▶ [PROBLEM STATEMENT]: Leaving out the pictures, output the lines from the one that contains "Enumerate this screenshot's" through the end of the material, exactly as they stand.

(Extracted data entries)
___
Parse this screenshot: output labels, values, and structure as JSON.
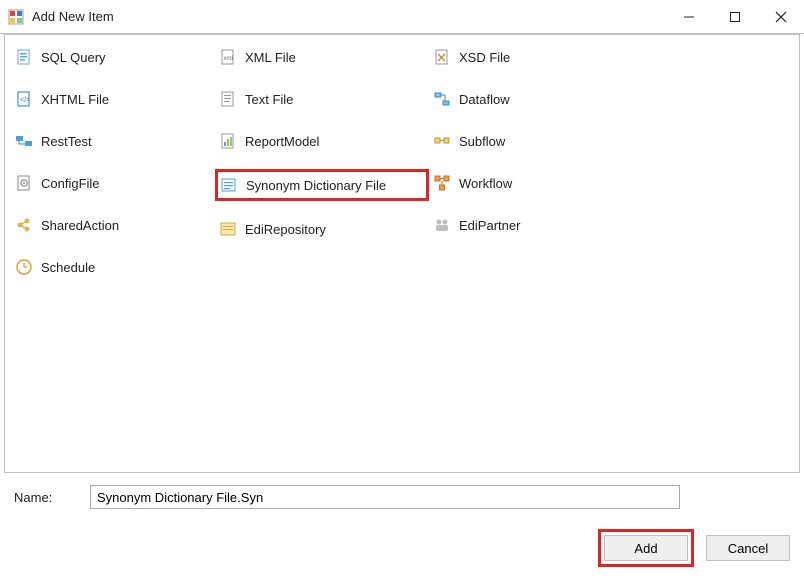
{
  "window": {
    "title": "Add New Item"
  },
  "items": {
    "colA": [
      {
        "label": "SQL Query",
        "icon": "sql-icon"
      },
      {
        "label": "XHTML File",
        "icon": "xhtml-icon"
      },
      {
        "label": "RestTest",
        "icon": "rest-icon"
      },
      {
        "label": "ConfigFile",
        "icon": "config-icon"
      },
      {
        "label": "SharedAction",
        "icon": "shared-action-icon"
      },
      {
        "label": "Schedule",
        "icon": "schedule-icon"
      }
    ],
    "colB": [
      {
        "label": "XML File",
        "icon": "xml-icon"
      },
      {
        "label": "Text File",
        "icon": "text-icon"
      },
      {
        "label": "ReportModel",
        "icon": "report-icon"
      },
      {
        "label": "Synonym Dictionary File",
        "icon": "synonym-icon",
        "highlighted": true
      },
      {
        "label": "EdiRepository",
        "icon": "edi-repo-icon"
      }
    ],
    "colC": [
      {
        "label": "XSD File",
        "icon": "xsd-icon"
      },
      {
        "label": "Dataflow",
        "icon": "dataflow-icon"
      },
      {
        "label": "Subflow",
        "icon": "subflow-icon"
      },
      {
        "label": "Workflow",
        "icon": "workflow-icon"
      },
      {
        "label": "EdiPartner",
        "icon": "edi-partner-icon"
      }
    ]
  },
  "footer": {
    "name_label": "Name:",
    "name_value": "Synonym Dictionary File.Syn",
    "add_label": "Add",
    "cancel_label": "Cancel"
  }
}
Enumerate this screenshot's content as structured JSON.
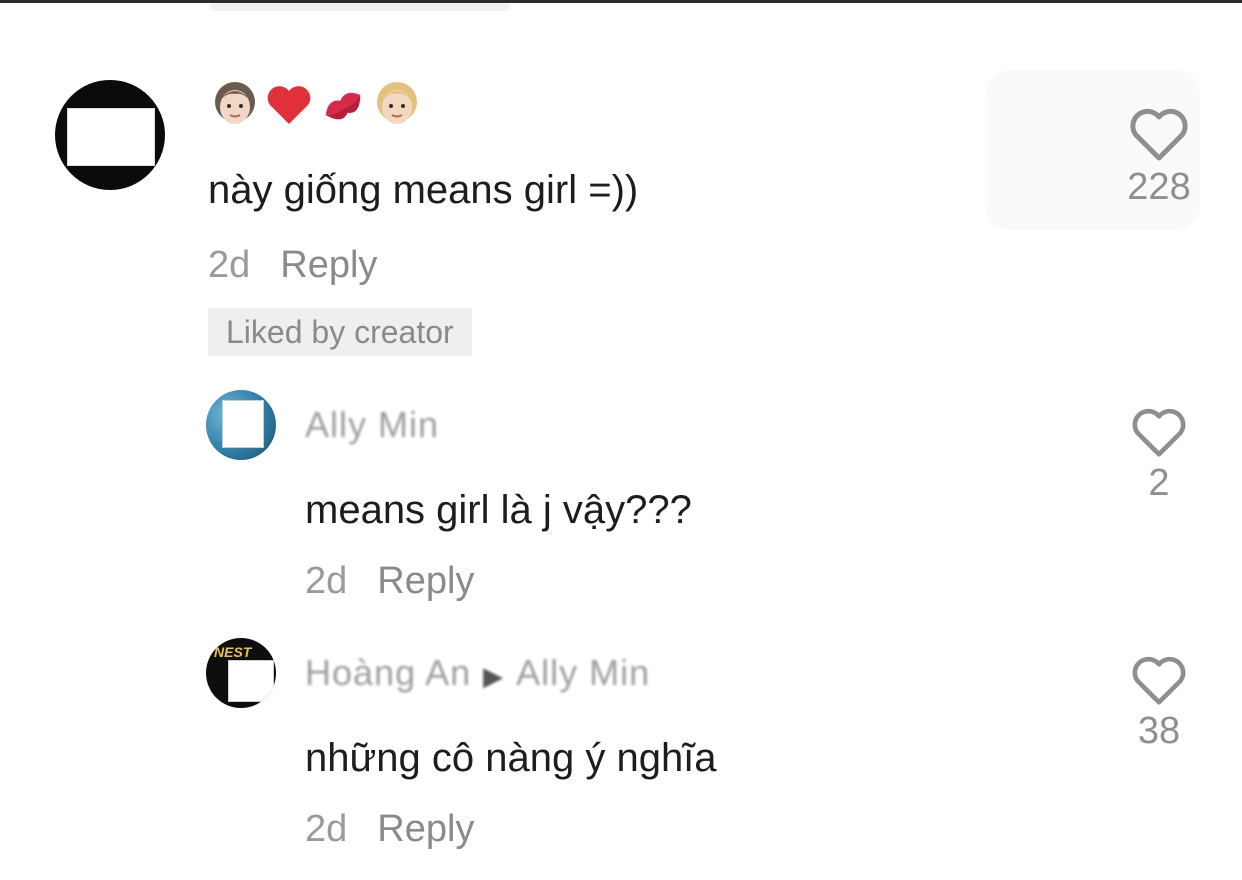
{
  "main_comment": {
    "username_emoji": [
      "woman",
      "heart",
      "lips",
      "woman-blonde"
    ],
    "text": "này giống means girl =))",
    "time": "2d",
    "reply_label": "Reply",
    "badge": "Liked by creator",
    "likes": "228"
  },
  "replies": [
    {
      "username": "Ally Min",
      "text": "means girl là j vậy???",
      "time": "2d",
      "reply_label": "Reply",
      "likes": "2"
    },
    {
      "username": "Hoàng An",
      "reply_to": "Ally Min",
      "avatar_tag": "NEST",
      "text": "những cô nàng ý nghĩa",
      "time": "2d",
      "reply_label": "Reply",
      "likes": "38"
    }
  ]
}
___
▶ [WRITTEN REPLY]:
Enumerate this screenshot's content as structured JSON.
{
  "main_comment": {
    "username_emoji": [
      "woman",
      "heart",
      "lips",
      "woman-blonde"
    ],
    "text": "này giống means girl =))",
    "time": "2d",
    "reply_label": "Reply",
    "badge": "Liked by creator",
    "likes": "228"
  },
  "replies": [
    {
      "username": "Ally Min",
      "text": "means girl là j vậy???",
      "time": "2d",
      "reply_label": "Reply",
      "likes": "2"
    },
    {
      "username": "Hoàng An",
      "reply_to": "Ally Min",
      "avatar_tag": "NEST",
      "text": "những cô nàng ý nghĩa",
      "time": "2d",
      "reply_label": "Reply",
      "likes": "38"
    }
  ]
}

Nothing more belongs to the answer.